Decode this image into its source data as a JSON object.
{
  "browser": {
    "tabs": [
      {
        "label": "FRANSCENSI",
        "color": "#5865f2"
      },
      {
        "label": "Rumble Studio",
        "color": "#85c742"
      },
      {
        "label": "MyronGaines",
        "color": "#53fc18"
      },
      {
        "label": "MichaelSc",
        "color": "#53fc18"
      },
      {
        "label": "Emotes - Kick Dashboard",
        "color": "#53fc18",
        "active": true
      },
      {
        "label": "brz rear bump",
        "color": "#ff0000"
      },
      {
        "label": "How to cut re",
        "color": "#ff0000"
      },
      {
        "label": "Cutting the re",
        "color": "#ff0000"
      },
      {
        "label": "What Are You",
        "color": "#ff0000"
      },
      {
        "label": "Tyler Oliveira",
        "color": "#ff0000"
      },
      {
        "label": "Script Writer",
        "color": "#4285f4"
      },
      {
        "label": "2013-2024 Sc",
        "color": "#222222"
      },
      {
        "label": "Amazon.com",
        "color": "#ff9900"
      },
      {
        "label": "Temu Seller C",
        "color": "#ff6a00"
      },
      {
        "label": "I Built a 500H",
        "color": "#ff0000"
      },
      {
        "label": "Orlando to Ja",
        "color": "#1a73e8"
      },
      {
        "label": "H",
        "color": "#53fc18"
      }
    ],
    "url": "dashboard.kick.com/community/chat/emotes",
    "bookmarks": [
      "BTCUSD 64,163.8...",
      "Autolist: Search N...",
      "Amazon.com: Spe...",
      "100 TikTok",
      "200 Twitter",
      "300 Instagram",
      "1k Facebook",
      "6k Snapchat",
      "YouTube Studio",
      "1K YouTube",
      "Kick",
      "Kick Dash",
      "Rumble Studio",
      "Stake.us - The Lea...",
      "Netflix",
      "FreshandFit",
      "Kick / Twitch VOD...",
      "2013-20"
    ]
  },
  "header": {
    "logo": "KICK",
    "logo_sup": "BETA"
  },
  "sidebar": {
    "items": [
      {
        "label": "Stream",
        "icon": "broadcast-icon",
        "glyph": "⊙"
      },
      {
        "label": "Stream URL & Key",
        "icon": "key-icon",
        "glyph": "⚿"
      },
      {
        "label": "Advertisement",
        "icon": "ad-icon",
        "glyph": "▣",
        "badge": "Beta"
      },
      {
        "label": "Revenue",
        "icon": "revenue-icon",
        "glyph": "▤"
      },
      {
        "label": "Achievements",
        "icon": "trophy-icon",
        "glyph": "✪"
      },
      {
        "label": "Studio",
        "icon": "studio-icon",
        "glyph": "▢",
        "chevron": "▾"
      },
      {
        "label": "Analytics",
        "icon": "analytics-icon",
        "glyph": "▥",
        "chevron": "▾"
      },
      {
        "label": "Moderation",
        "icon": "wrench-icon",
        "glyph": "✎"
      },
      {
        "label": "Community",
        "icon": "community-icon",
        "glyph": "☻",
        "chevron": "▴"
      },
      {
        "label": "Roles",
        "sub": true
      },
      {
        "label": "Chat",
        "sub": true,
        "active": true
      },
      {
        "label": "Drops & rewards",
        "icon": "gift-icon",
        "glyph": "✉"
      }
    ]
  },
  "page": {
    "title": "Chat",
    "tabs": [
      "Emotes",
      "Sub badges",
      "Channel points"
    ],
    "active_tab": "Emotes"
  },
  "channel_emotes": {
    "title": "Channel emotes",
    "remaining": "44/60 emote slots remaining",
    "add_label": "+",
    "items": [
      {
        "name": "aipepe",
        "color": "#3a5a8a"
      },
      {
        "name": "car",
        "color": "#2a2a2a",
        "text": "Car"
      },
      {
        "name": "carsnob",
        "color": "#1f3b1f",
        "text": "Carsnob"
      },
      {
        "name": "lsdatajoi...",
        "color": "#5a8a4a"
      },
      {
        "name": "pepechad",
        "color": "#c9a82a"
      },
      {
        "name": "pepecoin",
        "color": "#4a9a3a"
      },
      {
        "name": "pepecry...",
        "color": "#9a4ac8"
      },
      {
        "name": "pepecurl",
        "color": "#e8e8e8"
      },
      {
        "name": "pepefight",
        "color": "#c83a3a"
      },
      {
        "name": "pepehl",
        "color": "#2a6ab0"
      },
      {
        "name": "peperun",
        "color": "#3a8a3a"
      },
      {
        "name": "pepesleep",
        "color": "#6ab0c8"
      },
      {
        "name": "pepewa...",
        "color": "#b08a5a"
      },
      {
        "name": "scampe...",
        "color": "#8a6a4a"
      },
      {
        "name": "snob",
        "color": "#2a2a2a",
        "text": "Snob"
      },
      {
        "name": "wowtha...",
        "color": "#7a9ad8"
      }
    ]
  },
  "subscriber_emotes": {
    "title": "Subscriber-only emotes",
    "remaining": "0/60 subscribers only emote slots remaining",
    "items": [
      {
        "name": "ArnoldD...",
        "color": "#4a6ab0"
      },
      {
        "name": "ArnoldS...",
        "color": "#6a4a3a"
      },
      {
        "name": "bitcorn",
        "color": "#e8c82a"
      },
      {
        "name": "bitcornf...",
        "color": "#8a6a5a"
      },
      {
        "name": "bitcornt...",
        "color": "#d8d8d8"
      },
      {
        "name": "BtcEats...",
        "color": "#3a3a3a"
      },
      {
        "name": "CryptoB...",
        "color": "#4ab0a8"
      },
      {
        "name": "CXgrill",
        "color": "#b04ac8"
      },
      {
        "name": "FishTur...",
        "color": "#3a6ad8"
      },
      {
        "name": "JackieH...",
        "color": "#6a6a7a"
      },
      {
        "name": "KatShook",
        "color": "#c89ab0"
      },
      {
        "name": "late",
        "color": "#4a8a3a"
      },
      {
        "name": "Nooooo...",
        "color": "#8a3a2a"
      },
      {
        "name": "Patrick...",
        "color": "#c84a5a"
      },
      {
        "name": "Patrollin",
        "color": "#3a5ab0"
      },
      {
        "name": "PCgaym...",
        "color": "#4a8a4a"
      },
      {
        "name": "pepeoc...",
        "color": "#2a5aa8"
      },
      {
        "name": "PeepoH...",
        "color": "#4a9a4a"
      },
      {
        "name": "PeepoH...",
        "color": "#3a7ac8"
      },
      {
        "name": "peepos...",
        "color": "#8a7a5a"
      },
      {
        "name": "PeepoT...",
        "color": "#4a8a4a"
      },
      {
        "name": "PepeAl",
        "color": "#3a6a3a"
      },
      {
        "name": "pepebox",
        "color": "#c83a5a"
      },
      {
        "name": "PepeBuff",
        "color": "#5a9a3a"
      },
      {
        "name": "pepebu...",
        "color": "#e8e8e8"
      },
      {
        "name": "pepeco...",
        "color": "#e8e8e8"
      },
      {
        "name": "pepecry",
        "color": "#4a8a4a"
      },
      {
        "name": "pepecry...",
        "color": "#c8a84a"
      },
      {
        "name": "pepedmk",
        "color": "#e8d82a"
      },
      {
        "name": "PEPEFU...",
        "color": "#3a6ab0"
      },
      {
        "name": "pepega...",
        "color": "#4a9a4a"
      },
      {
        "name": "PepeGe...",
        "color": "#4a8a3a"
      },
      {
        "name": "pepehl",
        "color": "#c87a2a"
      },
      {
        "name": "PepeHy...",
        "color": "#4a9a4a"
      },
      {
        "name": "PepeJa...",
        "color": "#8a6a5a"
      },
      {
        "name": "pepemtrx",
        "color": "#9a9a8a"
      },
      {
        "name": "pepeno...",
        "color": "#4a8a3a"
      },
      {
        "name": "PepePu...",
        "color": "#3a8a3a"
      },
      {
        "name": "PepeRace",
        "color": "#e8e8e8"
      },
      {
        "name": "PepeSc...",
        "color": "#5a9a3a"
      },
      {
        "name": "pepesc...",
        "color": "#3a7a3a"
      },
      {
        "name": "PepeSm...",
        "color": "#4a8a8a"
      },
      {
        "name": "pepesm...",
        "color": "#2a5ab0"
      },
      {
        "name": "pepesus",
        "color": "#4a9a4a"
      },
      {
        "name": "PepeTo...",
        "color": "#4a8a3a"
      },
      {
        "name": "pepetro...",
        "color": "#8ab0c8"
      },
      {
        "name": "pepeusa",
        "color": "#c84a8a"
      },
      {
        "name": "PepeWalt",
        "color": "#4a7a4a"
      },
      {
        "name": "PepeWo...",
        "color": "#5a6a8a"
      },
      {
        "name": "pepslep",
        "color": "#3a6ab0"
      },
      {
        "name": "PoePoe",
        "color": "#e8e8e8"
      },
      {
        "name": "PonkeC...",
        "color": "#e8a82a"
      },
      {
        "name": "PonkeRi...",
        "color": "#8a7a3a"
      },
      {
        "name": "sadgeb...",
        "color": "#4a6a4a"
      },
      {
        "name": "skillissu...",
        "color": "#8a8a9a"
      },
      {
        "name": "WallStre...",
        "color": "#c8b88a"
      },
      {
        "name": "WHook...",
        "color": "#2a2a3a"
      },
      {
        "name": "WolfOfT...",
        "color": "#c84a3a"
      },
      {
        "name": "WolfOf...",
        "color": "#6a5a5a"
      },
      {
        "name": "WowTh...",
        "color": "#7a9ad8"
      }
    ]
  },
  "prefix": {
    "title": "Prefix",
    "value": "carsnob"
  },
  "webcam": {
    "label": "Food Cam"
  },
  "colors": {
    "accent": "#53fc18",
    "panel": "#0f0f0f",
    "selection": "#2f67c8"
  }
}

• **Written request**:
Select and copy every line of the listing with the word "slots".

• **Expected answer**:
    "remaining": "44/60 emote slots remaining",
    "remaining": "0/60 subscribers only emote slots remaining",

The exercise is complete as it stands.